Copy out the material below in full, but not its images.
• • • • •
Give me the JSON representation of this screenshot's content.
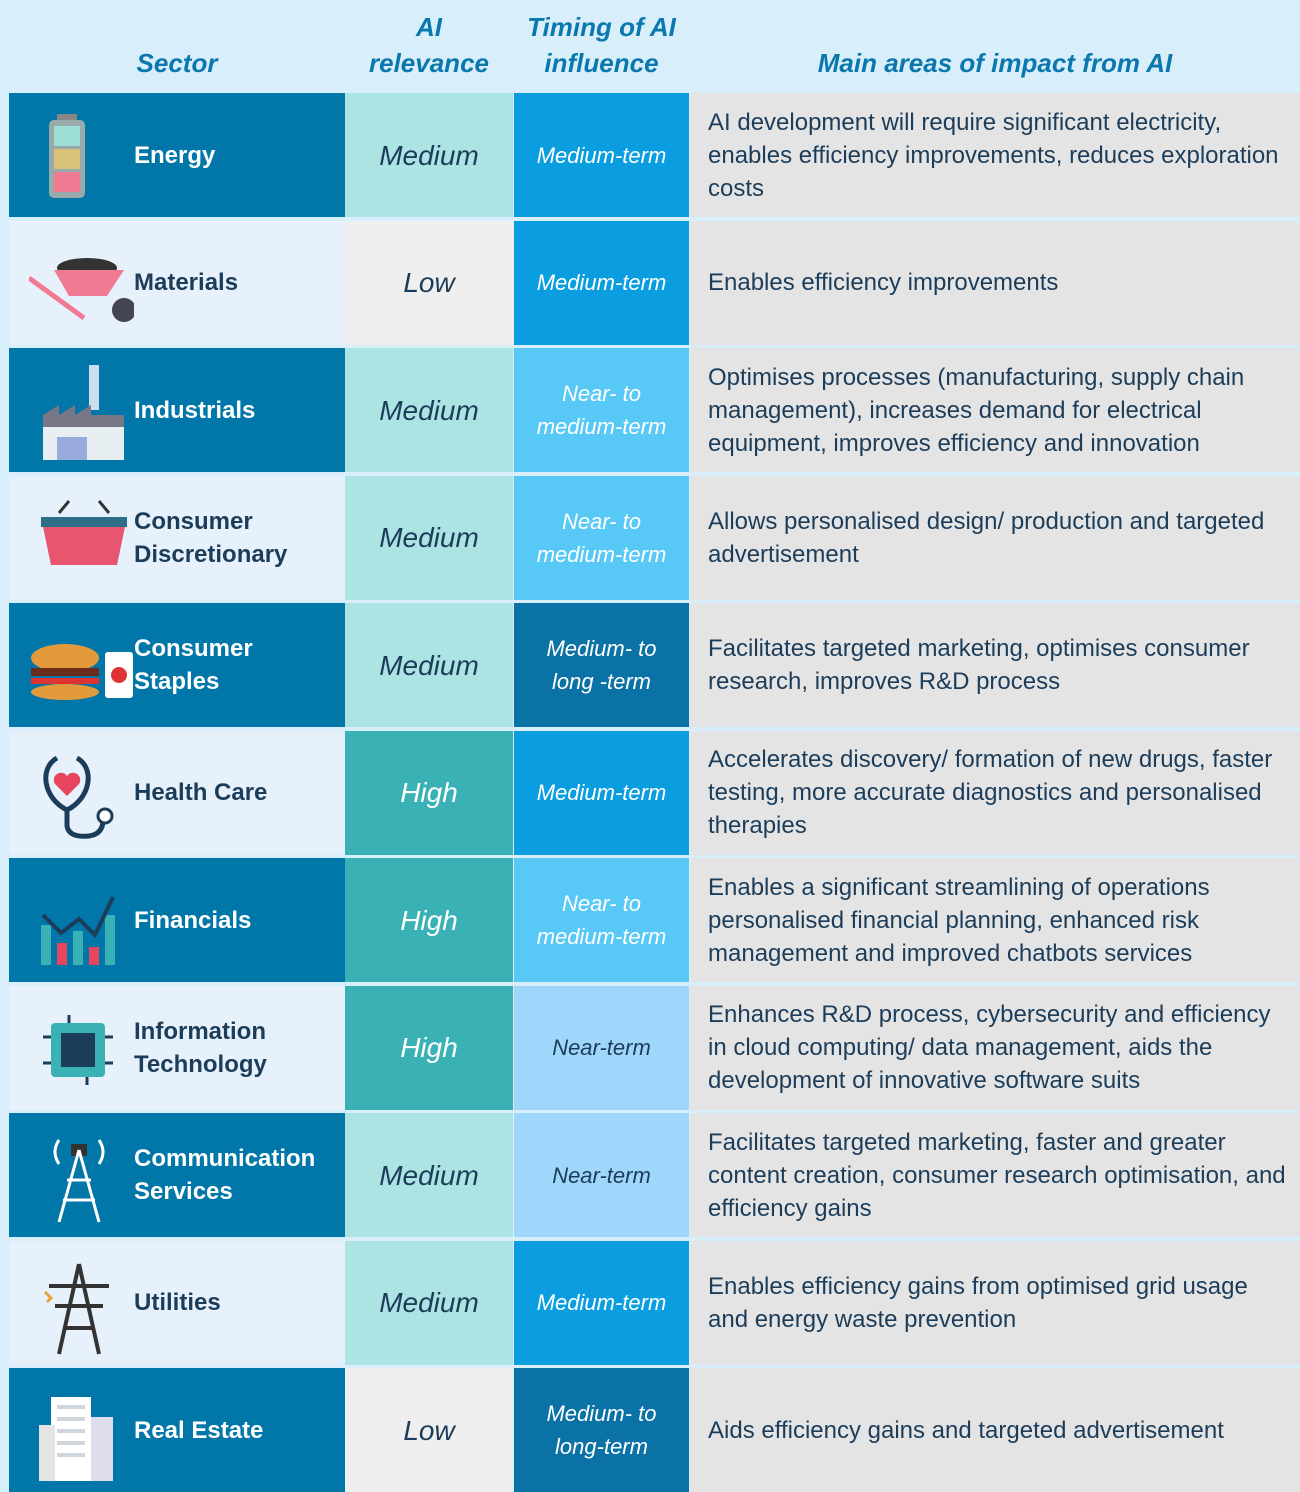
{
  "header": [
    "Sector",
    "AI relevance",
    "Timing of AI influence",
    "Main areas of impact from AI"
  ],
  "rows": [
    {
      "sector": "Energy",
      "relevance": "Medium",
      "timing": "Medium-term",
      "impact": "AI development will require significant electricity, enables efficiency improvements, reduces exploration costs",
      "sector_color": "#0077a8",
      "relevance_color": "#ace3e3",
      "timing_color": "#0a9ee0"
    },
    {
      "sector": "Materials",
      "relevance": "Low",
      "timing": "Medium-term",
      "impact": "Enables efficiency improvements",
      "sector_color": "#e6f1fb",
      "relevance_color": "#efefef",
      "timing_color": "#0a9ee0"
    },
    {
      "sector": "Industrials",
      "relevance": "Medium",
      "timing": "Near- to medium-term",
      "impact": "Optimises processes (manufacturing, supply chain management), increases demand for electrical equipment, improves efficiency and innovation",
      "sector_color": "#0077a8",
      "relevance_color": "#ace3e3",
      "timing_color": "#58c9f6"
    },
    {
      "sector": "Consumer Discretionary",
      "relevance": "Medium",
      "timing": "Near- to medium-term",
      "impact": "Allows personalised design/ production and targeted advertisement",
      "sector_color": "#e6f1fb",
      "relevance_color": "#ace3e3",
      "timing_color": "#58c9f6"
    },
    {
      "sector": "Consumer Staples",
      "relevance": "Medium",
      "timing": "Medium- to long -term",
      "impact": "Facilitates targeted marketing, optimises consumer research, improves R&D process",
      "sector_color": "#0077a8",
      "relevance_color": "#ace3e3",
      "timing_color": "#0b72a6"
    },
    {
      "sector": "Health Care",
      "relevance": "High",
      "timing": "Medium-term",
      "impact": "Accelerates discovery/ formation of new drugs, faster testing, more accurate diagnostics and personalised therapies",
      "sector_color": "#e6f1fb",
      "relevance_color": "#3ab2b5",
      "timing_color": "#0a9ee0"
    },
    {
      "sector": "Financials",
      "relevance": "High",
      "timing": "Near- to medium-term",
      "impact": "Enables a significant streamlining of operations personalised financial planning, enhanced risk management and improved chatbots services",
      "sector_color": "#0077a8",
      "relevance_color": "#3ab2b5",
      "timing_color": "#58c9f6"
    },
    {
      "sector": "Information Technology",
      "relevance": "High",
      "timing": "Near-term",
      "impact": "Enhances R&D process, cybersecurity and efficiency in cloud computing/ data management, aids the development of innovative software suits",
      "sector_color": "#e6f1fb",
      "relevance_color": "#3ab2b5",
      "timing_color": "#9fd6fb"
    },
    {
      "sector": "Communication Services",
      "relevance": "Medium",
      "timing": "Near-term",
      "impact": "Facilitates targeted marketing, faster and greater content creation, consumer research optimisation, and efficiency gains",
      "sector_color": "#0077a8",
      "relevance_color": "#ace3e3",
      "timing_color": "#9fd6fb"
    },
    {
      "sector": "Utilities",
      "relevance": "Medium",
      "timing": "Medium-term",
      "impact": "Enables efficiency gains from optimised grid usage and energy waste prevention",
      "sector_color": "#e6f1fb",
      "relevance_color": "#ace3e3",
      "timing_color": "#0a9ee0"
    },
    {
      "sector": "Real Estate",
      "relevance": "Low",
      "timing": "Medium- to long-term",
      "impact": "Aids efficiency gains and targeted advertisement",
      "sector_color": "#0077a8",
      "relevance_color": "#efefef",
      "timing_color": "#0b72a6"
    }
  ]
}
• • • • •
**OUTPUT OF THE TASK**
Give me the JSON representation of this screenshot's content.
{
  "header": [
    "Sector",
    "AI relevance",
    "Timing of AI influence",
    "Main areas of impact from AI"
  ],
  "rows": [
    {
      "sector": "Energy",
      "relevance": "Medium",
      "timing": "Medium-term",
      "impact": "AI development will require significant electricity, enables efficiency improvements, reduces exploration costs",
      "sector_color": "#0077a8",
      "relevance_color": "#ace3e3",
      "timing_color": "#0a9ee0"
    },
    {
      "sector": "Materials",
      "relevance": "Low",
      "timing": "Medium-term",
      "impact": "Enables efficiency improvements",
      "sector_color": "#e6f1fb",
      "relevance_color": "#efefef",
      "timing_color": "#0a9ee0"
    },
    {
      "sector": "Industrials",
      "relevance": "Medium",
      "timing": "Near- to medium-term",
      "impact": "Optimises processes (manufacturing, supply chain management), increases demand for electrical equipment, improves efficiency and innovation",
      "sector_color": "#0077a8",
      "relevance_color": "#ace3e3",
      "timing_color": "#58c9f6"
    },
    {
      "sector": "Consumer Discretionary",
      "relevance": "Medium",
      "timing": "Near- to medium-term",
      "impact": "Allows personalised design/ production and targeted advertisement",
      "sector_color": "#e6f1fb",
      "relevance_color": "#ace3e3",
      "timing_color": "#58c9f6"
    },
    {
      "sector": "Consumer Staples",
      "relevance": "Medium",
      "timing": "Medium- to long -term",
      "impact": "Facilitates targeted marketing, optimises consumer research, improves R&D process",
      "sector_color": "#0077a8",
      "relevance_color": "#ace3e3",
      "timing_color": "#0b72a6"
    },
    {
      "sector": "Health Care",
      "relevance": "High",
      "timing": "Medium-term",
      "impact": "Accelerates discovery/ formation of new drugs, faster testing, more accurate diagnostics and personalised therapies",
      "sector_color": "#e6f1fb",
      "relevance_color": "#3ab2b5",
      "timing_color": "#0a9ee0"
    },
    {
      "sector": "Financials",
      "relevance": "High",
      "timing": "Near- to medium-term",
      "impact": "Enables a significant streamlining of operations personalised financial planning, enhanced risk management and improved chatbots services",
      "sector_color": "#0077a8",
      "relevance_color": "#3ab2b5",
      "timing_color": "#58c9f6"
    },
    {
      "sector": "Information Technology",
      "relevance": "High",
      "timing": "Near-term",
      "impact": "Enhances R&D process, cybersecurity and efficiency in cloud computing/ data management, aids the development of innovative software suits",
      "sector_color": "#e6f1fb",
      "relevance_color": "#3ab2b5",
      "timing_color": "#9fd6fb"
    },
    {
      "sector": "Communication Services",
      "relevance": "Medium",
      "timing": "Near-term",
      "impact": "Facilitates targeted marketing, faster and greater content creation, consumer research optimisation, and efficiency gains",
      "sector_color": "#0077a8",
      "relevance_color": "#ace3e3",
      "timing_color": "#9fd6fb"
    },
    {
      "sector": "Utilities",
      "relevance": "Medium",
      "timing": "Medium-term",
      "impact": "Enables efficiency gains from optimised grid usage and energy waste prevention",
      "sector_color": "#e6f1fb",
      "relevance_color": "#ace3e3",
      "timing_color": "#0a9ee0"
    },
    {
      "sector": "Real Estate",
      "relevance": "Low",
      "timing": "Medium- to long-term",
      "impact": "Aids efficiency gains and targeted advertisement",
      "sector_color": "#0077a8",
      "relevance_color": "#efefef",
      "timing_color": "#0b72a6"
    }
  ]
}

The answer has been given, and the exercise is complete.